§ **TASK DATA**:

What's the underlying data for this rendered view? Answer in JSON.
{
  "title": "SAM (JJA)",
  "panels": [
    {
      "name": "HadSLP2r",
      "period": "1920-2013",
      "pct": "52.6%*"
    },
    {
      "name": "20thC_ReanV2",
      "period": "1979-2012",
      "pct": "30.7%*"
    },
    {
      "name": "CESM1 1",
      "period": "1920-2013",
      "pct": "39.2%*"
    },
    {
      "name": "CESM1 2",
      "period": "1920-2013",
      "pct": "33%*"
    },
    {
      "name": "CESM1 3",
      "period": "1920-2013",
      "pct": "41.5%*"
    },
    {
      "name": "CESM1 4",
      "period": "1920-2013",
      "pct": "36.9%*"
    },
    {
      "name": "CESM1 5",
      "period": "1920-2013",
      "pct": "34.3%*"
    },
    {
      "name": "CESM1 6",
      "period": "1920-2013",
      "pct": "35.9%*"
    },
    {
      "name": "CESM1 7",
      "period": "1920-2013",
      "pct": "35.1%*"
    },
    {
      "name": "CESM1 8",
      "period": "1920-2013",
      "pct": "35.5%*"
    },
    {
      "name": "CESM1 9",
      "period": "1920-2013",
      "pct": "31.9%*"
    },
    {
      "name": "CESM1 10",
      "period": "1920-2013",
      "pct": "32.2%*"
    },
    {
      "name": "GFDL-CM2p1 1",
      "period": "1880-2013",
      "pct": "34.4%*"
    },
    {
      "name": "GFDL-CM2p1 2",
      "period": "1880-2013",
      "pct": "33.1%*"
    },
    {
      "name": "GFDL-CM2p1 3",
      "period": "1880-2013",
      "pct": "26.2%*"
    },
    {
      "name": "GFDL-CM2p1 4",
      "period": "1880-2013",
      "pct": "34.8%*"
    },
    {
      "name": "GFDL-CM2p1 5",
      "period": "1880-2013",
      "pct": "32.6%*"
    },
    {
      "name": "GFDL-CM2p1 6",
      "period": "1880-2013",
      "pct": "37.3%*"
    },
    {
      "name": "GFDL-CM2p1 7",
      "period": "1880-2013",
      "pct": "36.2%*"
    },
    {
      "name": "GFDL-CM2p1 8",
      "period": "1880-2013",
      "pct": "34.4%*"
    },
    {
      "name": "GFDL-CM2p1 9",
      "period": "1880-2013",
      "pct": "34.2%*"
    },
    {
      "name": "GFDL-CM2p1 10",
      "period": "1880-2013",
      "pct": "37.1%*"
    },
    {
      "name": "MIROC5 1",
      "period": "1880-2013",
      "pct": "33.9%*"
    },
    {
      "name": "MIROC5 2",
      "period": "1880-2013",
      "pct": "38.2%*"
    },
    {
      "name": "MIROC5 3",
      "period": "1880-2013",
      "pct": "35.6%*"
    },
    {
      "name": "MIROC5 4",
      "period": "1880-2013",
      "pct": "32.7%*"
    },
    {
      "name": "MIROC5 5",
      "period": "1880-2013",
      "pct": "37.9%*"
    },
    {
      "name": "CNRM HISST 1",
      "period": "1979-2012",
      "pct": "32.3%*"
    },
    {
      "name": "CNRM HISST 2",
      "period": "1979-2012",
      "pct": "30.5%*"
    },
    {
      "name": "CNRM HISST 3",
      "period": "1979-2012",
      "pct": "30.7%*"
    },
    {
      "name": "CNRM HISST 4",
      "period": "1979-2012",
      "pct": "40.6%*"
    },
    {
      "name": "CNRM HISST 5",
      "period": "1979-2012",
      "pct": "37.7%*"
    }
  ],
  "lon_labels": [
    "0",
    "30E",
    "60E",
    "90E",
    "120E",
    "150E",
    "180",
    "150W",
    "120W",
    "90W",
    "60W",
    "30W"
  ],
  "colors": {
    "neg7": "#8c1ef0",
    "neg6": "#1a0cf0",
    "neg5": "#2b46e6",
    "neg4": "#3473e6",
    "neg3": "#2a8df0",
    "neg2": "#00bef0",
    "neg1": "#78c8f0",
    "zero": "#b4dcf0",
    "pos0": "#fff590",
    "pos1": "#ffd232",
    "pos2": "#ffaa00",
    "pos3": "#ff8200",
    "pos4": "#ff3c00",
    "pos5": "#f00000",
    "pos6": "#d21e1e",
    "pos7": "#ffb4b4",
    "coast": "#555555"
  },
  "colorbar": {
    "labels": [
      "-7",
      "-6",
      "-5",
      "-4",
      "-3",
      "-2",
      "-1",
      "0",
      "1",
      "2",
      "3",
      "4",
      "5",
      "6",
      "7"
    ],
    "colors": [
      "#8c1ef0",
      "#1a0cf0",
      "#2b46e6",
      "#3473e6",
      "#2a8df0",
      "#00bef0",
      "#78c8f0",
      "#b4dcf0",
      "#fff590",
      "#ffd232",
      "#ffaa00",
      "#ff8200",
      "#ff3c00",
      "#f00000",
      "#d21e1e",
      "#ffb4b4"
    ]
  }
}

§ **TASK GOAL**:
Search the data above for lines holding "HISST" and copy each of them.

§ **TASK OUTPUT**:
      "name": "CNRM HISST 1",
      "name": "CNRM HISST 2",
      "name": "CNRM HISST 3",
      "name": "CNRM HISST 4",
      "name": "CNRM HISST 5",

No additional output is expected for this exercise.